_Source data_
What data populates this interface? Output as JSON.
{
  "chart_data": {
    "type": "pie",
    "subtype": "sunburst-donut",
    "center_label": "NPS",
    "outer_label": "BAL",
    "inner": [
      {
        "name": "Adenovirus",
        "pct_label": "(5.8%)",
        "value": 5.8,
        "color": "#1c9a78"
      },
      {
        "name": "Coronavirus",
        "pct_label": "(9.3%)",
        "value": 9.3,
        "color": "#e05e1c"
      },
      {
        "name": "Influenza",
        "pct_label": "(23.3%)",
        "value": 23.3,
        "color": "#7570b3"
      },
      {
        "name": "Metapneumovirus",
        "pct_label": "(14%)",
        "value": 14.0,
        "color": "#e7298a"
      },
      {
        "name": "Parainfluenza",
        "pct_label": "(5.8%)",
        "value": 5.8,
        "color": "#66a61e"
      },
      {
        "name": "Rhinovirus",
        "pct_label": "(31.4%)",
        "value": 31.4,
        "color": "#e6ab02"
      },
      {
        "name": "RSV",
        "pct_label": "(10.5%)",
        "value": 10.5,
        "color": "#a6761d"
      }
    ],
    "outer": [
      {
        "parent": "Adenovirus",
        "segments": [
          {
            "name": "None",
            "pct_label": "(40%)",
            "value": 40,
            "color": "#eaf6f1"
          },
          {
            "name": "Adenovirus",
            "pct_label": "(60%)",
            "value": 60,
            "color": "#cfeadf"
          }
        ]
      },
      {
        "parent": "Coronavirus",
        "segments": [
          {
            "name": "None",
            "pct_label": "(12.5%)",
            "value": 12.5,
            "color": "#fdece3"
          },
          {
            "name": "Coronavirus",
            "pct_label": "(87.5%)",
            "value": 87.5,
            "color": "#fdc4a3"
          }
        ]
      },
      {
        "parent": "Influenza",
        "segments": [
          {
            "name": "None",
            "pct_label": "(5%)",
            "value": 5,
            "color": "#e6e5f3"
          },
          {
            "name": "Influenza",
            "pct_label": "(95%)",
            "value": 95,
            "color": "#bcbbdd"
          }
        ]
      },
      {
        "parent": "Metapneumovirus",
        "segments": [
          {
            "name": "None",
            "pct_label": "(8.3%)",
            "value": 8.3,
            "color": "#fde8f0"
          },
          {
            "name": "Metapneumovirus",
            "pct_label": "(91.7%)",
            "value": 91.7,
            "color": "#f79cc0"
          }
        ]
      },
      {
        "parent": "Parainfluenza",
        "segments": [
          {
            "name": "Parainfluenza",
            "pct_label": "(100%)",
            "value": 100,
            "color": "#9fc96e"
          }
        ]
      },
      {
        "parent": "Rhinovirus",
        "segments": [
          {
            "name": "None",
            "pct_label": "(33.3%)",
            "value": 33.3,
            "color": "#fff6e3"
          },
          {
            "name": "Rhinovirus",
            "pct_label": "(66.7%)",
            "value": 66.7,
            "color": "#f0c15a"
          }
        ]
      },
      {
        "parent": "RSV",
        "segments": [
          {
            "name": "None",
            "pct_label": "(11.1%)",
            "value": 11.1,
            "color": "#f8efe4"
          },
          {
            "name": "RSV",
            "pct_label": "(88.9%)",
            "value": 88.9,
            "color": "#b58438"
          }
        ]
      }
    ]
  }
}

_Exercise aim_
Would you restate the material above word for word?

_Solution for this exercise_
What data populates this interface? Output as JSON.
{
  "chart_data": {
    "type": "pie",
    "subtype": "sunburst-donut",
    "center_label": "NPS",
    "outer_label": "BAL",
    "inner": [
      {
        "name": "Adenovirus",
        "pct_label": "(5.8%)",
        "value": 5.8,
        "color": "#1c9a78"
      },
      {
        "name": "Coronavirus",
        "pct_label": "(9.3%)",
        "value": 9.3,
        "color": "#e05e1c"
      },
      {
        "name": "Influenza",
        "pct_label": "(23.3%)",
        "value": 23.3,
        "color": "#7570b3"
      },
      {
        "name": "Metapneumovirus",
        "pct_label": "(14%)",
        "value": 14.0,
        "color": "#e7298a"
      },
      {
        "name": "Parainfluenza",
        "pct_label": "(5.8%)",
        "value": 5.8,
        "color": "#66a61e"
      },
      {
        "name": "Rhinovirus",
        "pct_label": "(31.4%)",
        "value": 31.4,
        "color": "#e6ab02"
      },
      {
        "name": "RSV",
        "pct_label": "(10.5%)",
        "value": 10.5,
        "color": "#a6761d"
      }
    ],
    "outer": [
      {
        "parent": "Adenovirus",
        "segments": [
          {
            "name": "None",
            "pct_label": "(40%)",
            "value": 40,
            "color": "#eaf6f1"
          },
          {
            "name": "Adenovirus",
            "pct_label": "(60%)",
            "value": 60,
            "color": "#cfeadf"
          }
        ]
      },
      {
        "parent": "Coronavirus",
        "segments": [
          {
            "name": "None",
            "pct_label": "(12.5%)",
            "value": 12.5,
            "color": "#fdece3"
          },
          {
            "name": "Coronavirus",
            "pct_label": "(87.5%)",
            "value": 87.5,
            "color": "#fdc4a3"
          }
        ]
      },
      {
        "parent": "Influenza",
        "segments": [
          {
            "name": "None",
            "pct_label": "(5%)",
            "value": 5,
            "color": "#e6e5f3"
          },
          {
            "name": "Influenza",
            "pct_label": "(95%)",
            "value": 95,
            "color": "#bcbbdd"
          }
        ]
      },
      {
        "parent": "Metapneumovirus",
        "segments": [
          {
            "name": "None",
            "pct_label": "(8.3%)",
            "value": 8.3,
            "color": "#fde8f0"
          },
          {
            "name": "Metapneumovirus",
            "pct_label": "(91.7%)",
            "value": 91.7,
            "color": "#f79cc0"
          }
        ]
      },
      {
        "parent": "Parainfluenza",
        "segments": [
          {
            "name": "Parainfluenza",
            "pct_label": "(100%)",
            "value": 100,
            "color": "#9fc96e"
          }
        ]
      },
      {
        "parent": "Rhinovirus",
        "segments": [
          {
            "name": "None",
            "pct_label": "(33.3%)",
            "value": 33.3,
            "color": "#fff6e3"
          },
          {
            "name": "Rhinovirus",
            "pct_label": "(66.7%)",
            "value": 66.7,
            "color": "#f0c15a"
          }
        ]
      },
      {
        "parent": "RSV",
        "segments": [
          {
            "name": "None",
            "pct_label": "(11.1%)",
            "value": 11.1,
            "color": "#f8efe4"
          },
          {
            "name": "RSV",
            "pct_label": "(88.9%)",
            "value": 88.9,
            "color": "#b58438"
          }
        ]
      }
    ]
  }
}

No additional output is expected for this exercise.